::: DATA LINES :::

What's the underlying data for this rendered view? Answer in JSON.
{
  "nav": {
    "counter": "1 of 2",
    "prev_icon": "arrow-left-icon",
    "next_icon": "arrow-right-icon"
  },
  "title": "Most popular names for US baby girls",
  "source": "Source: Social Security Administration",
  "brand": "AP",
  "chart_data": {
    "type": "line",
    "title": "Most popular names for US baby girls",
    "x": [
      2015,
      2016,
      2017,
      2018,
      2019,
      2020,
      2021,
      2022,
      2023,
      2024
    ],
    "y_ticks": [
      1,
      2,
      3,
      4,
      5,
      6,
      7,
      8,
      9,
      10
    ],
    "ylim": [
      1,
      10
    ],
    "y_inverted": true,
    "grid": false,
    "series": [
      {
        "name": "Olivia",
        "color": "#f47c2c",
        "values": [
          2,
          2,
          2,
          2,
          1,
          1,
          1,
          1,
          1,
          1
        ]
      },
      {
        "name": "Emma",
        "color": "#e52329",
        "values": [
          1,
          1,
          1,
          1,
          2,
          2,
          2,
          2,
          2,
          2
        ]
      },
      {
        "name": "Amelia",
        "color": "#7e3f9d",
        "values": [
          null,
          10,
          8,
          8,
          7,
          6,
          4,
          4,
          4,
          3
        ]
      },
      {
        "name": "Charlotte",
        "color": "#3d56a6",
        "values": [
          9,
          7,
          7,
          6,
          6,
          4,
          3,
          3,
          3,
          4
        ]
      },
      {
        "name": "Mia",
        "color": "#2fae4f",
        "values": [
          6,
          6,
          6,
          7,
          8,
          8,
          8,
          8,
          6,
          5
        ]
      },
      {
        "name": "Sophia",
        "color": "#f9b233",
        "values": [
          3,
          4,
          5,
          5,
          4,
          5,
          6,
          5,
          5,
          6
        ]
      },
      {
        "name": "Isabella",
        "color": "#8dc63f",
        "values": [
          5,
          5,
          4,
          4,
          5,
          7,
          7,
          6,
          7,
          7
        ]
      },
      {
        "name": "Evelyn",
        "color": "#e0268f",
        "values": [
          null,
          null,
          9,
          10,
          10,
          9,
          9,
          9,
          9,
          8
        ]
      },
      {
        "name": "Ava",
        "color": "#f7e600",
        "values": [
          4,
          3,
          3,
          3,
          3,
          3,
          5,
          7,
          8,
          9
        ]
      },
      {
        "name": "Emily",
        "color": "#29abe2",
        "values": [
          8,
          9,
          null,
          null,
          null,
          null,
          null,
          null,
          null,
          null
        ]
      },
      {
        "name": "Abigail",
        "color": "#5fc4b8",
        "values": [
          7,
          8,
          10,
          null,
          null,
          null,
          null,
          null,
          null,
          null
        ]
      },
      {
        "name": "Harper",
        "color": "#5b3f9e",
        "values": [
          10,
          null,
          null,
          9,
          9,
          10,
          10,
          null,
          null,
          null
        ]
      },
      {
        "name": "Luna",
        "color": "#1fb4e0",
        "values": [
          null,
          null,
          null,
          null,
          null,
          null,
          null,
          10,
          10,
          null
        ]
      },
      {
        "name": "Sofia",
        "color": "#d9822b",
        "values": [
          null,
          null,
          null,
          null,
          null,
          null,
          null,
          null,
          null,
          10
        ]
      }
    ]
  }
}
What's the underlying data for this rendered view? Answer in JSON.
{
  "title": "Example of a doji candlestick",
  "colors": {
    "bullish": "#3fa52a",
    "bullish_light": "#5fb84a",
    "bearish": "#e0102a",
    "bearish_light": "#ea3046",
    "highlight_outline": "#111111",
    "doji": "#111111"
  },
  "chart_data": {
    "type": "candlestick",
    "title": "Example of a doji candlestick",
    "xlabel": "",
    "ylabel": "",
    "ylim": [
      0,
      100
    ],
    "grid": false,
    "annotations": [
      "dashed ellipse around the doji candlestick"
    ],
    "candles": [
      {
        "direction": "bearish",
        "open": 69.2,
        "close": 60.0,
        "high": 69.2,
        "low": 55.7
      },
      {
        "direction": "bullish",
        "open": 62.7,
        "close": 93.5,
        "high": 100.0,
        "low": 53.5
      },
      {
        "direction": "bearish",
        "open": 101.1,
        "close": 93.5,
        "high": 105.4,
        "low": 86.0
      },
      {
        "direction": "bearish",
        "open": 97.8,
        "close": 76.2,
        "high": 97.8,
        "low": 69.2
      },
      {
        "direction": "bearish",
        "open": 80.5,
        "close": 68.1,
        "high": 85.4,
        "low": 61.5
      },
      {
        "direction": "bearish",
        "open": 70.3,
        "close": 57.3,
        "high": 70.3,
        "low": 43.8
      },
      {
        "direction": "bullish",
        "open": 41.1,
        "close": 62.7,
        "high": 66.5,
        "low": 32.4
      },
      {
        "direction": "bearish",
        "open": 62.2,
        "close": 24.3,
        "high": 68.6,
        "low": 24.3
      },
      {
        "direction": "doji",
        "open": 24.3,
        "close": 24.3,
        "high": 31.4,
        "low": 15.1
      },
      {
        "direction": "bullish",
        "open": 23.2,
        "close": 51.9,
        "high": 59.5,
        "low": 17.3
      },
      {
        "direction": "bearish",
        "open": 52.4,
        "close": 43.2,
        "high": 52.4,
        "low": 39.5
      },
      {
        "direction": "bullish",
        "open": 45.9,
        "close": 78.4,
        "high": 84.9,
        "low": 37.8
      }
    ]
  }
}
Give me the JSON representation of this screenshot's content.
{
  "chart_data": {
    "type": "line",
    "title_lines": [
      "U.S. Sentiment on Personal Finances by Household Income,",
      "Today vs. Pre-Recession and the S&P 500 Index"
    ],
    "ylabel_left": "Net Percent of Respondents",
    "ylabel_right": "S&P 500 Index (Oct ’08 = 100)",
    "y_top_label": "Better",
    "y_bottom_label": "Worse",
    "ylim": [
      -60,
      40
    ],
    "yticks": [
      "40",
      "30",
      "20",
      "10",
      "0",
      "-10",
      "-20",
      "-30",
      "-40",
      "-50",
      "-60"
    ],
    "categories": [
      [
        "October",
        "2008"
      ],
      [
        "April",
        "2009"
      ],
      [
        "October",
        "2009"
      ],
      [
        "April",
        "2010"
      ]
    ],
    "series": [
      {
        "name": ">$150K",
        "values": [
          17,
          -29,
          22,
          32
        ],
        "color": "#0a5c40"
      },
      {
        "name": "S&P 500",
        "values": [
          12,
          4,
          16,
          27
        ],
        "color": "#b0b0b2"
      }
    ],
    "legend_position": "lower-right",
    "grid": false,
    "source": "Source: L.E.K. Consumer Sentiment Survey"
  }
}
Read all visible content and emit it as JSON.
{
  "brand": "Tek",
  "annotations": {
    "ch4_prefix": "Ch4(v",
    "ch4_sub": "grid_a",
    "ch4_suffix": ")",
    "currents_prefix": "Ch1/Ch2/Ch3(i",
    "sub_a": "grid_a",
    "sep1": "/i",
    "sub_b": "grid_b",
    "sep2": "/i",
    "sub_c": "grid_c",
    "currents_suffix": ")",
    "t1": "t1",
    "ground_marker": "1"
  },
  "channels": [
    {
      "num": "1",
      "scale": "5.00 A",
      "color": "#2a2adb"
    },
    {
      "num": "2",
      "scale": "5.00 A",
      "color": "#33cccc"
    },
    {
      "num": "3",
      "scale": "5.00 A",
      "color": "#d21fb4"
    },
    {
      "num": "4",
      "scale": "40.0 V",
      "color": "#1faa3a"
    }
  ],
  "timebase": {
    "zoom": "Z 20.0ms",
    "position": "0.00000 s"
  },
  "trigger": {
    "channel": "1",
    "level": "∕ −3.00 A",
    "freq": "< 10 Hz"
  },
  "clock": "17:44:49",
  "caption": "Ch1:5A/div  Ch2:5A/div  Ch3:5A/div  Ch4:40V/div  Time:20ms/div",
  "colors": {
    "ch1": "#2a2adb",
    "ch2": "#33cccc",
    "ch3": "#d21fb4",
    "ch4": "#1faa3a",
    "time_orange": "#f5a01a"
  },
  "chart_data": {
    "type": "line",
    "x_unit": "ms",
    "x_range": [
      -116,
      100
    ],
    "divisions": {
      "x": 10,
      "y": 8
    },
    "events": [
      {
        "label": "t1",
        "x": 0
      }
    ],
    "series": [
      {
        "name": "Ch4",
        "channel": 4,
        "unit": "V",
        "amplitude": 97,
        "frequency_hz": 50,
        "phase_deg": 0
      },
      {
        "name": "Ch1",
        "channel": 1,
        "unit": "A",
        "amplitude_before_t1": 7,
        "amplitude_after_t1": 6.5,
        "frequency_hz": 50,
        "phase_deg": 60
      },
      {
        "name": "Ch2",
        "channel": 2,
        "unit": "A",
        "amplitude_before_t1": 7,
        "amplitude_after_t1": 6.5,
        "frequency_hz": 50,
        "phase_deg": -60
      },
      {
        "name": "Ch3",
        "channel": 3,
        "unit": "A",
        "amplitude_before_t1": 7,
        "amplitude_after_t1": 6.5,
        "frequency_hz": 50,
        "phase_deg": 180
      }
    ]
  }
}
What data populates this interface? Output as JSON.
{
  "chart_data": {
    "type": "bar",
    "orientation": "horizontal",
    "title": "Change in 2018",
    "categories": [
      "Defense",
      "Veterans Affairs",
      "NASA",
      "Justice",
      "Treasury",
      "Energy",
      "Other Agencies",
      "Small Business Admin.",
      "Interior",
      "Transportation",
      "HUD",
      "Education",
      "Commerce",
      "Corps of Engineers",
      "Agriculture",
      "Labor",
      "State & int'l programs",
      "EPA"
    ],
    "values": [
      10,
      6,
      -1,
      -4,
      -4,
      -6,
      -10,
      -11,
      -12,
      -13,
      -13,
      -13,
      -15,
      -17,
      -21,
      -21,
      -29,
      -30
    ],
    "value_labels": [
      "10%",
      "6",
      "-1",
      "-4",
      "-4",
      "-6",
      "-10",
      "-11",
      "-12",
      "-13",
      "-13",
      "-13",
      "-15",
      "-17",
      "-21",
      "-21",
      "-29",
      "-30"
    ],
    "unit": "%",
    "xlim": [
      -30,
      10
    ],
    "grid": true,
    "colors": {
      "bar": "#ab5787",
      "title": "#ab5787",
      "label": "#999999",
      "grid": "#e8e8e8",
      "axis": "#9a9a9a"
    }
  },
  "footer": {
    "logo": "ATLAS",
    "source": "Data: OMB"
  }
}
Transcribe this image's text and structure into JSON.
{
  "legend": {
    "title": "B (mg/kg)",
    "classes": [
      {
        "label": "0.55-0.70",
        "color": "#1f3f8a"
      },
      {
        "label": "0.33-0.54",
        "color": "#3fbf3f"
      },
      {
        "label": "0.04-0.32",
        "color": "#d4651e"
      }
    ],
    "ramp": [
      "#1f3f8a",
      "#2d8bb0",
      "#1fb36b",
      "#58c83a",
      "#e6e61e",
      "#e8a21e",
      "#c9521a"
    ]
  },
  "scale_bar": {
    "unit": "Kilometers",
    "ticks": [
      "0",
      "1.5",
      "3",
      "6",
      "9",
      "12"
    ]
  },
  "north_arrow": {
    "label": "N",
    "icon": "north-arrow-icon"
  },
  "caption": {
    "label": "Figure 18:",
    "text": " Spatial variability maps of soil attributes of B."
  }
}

:::

Using the records above, pull out each line where the word "Sentiment" occurs.

### TASK SOLUTION
      "U.S. Sentiment on Personal Finances by Household Income,",
    "source": "Source: L.E.K. Consumer Sentiment Survey"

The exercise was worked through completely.